* AIM OF THE TASK *
Every line of the data that contains the string "great" must be copied.

(Collected data entries)
** START **

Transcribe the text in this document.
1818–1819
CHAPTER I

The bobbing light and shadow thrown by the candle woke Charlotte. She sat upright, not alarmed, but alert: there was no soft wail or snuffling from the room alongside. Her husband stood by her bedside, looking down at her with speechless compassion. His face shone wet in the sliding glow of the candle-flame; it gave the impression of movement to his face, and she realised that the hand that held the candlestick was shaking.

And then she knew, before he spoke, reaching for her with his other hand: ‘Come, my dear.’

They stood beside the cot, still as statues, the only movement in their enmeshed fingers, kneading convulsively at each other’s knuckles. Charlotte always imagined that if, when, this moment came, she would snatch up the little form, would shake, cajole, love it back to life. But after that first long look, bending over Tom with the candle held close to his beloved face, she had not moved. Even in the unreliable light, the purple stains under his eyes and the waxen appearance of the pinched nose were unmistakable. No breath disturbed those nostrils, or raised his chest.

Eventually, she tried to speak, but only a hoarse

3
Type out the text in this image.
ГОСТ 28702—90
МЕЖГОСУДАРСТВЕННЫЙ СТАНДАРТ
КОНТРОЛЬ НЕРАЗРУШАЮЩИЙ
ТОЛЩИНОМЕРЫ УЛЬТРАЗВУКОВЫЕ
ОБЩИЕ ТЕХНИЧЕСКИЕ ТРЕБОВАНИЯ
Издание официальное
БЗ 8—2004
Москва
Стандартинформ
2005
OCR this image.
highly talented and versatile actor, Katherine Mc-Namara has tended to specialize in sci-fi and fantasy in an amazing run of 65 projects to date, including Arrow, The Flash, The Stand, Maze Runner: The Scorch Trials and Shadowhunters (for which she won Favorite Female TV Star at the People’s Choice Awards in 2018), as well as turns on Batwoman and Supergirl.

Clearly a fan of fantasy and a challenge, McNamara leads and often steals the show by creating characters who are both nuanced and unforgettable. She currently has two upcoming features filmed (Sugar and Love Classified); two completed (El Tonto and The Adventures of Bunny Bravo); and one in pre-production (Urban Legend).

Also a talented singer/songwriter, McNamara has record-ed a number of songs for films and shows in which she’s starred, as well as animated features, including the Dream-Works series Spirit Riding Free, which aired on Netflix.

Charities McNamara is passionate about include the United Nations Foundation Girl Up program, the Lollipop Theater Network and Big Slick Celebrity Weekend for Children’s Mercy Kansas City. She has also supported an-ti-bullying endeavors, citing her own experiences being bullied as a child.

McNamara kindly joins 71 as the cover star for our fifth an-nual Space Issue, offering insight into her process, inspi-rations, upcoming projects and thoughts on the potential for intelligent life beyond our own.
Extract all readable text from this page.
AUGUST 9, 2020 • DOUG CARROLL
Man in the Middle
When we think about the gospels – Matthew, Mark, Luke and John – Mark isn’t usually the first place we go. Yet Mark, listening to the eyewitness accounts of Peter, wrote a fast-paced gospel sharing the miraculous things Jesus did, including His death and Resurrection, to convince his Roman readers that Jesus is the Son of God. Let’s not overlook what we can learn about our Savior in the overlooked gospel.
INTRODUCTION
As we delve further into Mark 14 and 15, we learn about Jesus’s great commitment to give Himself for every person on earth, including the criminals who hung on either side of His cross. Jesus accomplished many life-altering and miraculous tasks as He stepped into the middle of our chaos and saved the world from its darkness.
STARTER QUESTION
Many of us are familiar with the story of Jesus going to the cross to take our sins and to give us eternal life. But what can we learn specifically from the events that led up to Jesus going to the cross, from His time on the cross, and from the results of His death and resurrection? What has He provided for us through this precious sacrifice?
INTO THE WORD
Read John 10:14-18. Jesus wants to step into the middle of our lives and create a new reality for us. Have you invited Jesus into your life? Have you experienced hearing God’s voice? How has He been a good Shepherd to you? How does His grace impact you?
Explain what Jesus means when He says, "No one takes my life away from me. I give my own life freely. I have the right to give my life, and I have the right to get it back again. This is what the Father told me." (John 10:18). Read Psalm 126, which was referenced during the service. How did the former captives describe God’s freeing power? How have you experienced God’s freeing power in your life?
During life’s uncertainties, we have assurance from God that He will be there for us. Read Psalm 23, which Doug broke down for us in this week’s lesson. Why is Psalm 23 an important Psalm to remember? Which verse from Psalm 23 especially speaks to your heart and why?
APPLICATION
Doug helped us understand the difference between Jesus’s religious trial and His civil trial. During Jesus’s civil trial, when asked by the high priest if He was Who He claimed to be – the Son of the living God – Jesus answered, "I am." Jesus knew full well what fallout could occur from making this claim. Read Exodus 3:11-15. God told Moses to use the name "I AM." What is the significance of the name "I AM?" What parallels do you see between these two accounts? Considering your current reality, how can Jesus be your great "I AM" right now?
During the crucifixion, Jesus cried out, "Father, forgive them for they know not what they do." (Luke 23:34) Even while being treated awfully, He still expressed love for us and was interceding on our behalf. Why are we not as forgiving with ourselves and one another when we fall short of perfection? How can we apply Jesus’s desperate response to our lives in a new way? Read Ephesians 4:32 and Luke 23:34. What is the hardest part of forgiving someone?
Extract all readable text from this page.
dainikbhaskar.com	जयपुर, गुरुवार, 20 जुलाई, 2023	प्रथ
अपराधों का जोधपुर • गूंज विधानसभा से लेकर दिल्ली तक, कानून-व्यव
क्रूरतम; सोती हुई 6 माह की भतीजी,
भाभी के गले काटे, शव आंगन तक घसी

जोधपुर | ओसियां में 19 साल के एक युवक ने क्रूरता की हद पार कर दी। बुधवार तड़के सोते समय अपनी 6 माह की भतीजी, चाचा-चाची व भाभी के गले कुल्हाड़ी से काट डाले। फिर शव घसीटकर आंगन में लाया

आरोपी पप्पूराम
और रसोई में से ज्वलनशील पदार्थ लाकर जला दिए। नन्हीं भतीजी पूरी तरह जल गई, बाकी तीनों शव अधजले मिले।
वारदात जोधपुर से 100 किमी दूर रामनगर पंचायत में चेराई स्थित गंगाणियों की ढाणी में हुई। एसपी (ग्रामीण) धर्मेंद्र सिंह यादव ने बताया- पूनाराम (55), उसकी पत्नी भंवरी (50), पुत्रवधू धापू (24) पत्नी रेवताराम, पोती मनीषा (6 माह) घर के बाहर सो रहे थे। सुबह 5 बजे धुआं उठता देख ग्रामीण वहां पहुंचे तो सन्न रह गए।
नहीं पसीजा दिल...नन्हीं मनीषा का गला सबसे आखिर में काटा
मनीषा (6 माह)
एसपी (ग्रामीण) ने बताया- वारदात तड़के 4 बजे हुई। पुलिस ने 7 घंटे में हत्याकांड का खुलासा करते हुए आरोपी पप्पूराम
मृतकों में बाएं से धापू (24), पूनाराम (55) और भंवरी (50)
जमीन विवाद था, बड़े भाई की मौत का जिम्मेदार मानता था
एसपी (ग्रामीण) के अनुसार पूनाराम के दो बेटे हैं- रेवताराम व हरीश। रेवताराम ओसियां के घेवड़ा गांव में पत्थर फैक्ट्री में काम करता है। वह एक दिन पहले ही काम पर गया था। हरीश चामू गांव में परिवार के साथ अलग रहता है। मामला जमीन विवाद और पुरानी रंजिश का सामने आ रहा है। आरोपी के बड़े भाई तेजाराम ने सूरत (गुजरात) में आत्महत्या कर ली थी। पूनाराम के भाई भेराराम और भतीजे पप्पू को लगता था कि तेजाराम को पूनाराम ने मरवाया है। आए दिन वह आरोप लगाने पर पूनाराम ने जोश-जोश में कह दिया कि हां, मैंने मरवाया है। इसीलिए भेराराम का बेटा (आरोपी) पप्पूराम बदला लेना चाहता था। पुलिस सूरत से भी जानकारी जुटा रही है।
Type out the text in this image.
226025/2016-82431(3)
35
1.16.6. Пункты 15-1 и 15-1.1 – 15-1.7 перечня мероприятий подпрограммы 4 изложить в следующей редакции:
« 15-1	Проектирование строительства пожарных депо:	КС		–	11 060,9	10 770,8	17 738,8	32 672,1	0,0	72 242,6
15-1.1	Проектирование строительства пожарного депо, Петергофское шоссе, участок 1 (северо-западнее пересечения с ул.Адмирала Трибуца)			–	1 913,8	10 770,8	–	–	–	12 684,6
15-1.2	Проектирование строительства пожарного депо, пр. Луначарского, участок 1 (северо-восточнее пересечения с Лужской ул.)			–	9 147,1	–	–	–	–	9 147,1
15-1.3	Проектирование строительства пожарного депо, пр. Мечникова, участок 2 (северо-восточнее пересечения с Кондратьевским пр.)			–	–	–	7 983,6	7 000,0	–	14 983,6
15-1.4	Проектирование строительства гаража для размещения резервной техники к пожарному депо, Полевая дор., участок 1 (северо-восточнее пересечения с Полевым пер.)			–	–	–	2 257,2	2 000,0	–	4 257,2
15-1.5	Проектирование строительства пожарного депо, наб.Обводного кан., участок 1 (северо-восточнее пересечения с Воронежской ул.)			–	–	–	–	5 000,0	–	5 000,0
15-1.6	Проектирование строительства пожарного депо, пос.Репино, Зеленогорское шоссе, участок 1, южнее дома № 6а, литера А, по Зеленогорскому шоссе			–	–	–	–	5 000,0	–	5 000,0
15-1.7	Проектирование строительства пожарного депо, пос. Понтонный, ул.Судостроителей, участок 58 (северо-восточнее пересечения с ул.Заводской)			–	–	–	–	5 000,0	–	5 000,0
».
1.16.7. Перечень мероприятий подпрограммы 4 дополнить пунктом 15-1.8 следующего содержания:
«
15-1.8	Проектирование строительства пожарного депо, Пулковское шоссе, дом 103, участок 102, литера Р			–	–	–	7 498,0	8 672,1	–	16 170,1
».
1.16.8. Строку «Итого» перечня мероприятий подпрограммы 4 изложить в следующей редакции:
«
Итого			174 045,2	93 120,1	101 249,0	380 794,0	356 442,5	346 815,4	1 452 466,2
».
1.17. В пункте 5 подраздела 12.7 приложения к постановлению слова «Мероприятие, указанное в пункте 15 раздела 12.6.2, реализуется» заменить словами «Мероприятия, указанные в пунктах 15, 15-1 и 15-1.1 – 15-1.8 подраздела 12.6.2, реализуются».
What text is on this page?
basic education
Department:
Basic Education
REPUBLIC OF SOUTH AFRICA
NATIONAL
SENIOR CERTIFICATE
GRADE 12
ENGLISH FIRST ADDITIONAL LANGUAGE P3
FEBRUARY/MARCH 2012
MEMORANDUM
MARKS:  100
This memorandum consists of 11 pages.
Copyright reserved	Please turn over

** END **

* FULL SOLUTION *
As we delve further into Mark 14 and 15, we learn about Jesus’s great commitment to give Himself for every person on earth, including the criminals who hung on either side of His cross. Jesus accomplished many life-altering and miraculous tasks as He stepped into the middle of our chaos and saved the world from its darkness.
Doug helped us understand the difference between Jesus’s religious trial and His civil trial. During Jesus’s civil trial, when asked by the high priest if He was Who He claimed to be – the Son of the living God – Jesus answered, "I am." Jesus knew full well what fallout could occur from making this claim. Read Exodus 3:11-15. God told Moses to use the name "I AM." What is the significance of the name "I AM?" What parallels do you see between these two accounts? Considering your current reality, how can Jesus be your great "I AM" right now?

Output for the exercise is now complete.